Dialektika Zeno
Bila dilihat dari sejarahnya,
Dialektika ini sebenarnya berasal dari kata dialegestai (Yunani) yang berarti
“percakapan”. Para filsuf sebelum Sokrates dari Athena (± 469-399 SM), seperti
Zeno dari Elea (± 490-430 SM), sudah menggunakan istilah ini sebagai suatu nama
untuk metode berpikir. Ini dipakai, terutama, ketika Zeno dari Elea berusaha
untuk mempertahankan pandangan sang guru, Parmenides (± 515-440 SM) yang
menyatakan bahwa “alam semesta itu satu adanya dan tidak ada perubahan di dalamnya”.
Pandangan yang demikian ini dikenal sebagai suatu jenis pandangan yang monistik
tentang semesta.
Sehubungan dengan pikiran Zeno, ada
beberapa uraian menarik yang diberikan olehnya ketika ia sedang berdialektika.
Misalnya, saat ia mengajukan masalah pelik yang membingungkan banyak orang.
Berikut adalah salah satu contoh masalah yang dikemukakannya.
Achilles
tidak dapat memenangi lomba lari melawan kura-kura
|
Membaca masalah di atas, mungkin
kita akan sedikit heran, atau malah bingung. Kok bisa ya filsuf mengemukakan
masalah yang ganjil serupa ini? Ya, saat Achilles dinyatakan tidak bisa menang
melawan kura-kura dalam lomba lari, mungkin ini seperti bualan. Tetapi, kalau
boleh disebut, ini bualan yang paling argumentatif. Sebagai orang Yunani masa itu,
Zeno tahu kalau Achilles adalah seorang pelari yang handal. Bahkan, dalam
mitologi Yunani, Achilles adalah seorang pahlawan pada Perang Troya. Jadi,
kalau Achilles harus bertarung lari dengan seekor kura-kura yang sangat lambat,
maka “sungguh
mustahil sekali” kalau kura-kura bisa menang.
Akan tetapi, di balik masalah
yang Zeno kemukakan, sebenarnya ada suatu persoalan pelik yang hanya bisa dipahami
menggunakan pendekatan fisika maupun matematika untuk mengatakan pandangan Zeno
itu benar. Walalupun demikian, ada syarat tertentu yang diandaikan oleh
pernyataan ini. Syarat ini tiada lain adalah kura-kura harus memulai lari lebih
dahulu daripada Achilles. Kenapa harus seperti itu?

▬▬▬

[Tugas yang Dikerjakan]
Ganti "matematika" dengan "logika" dalam bagian teks tentang dialektika Zeno mulai dari "Akan tetapi, di" sampai dengan "harus seperti itu?". Tulis ulang bagian itu setelah penggantian.

[Blok Data]
▬▬▬

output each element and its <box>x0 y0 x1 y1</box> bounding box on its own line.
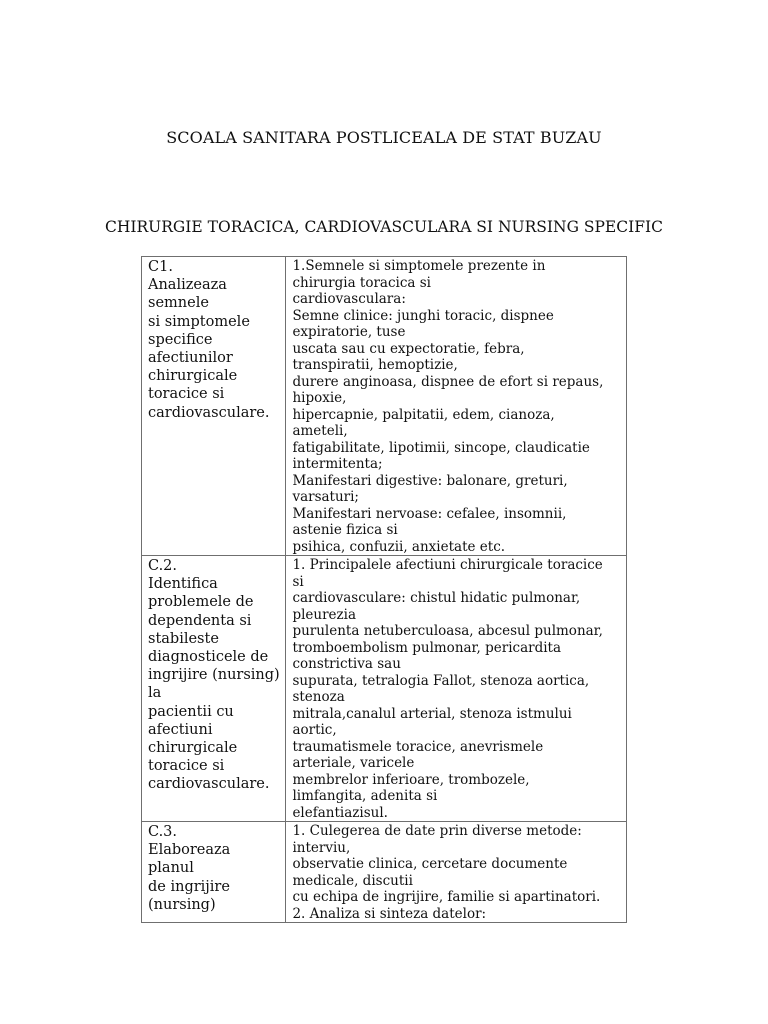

▬▬▬

[Hasil Pengerjaan]
Akan tetapi, di balik masalah
yang Zeno kemukakan, sebenarnya ada suatu persoalan pelik yang hanya bisa dipahami
menggunakan pendekatan fisika maupun logika untuk mengatakan pandangan Zeno
itu benar. Walalupun demikian, ada syarat tertentu yang diandaikan oleh
pernyataan ini. Syarat ini tiada lain adalah kura-kura harus memulai lari lebih
dahulu daripada Achilles. Kenapa harus seperti itu?